(The request)
Below are records. Copy every line with "vječna" in it.

(Dataset rows)
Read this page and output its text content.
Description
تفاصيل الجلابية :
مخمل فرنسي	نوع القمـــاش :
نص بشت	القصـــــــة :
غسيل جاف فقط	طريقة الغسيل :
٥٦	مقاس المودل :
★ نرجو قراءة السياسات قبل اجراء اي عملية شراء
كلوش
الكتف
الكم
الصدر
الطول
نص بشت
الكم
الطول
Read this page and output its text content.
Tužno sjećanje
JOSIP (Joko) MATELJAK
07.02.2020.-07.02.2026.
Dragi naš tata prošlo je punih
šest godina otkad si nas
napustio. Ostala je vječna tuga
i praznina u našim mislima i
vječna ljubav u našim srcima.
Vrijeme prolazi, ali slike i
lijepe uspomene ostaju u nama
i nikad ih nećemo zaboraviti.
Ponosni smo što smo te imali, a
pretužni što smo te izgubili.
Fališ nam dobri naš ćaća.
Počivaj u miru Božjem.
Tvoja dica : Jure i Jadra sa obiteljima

(Worked solution)
napustio. Ostala je vječna tuga
vječna ljubav u našim srcima.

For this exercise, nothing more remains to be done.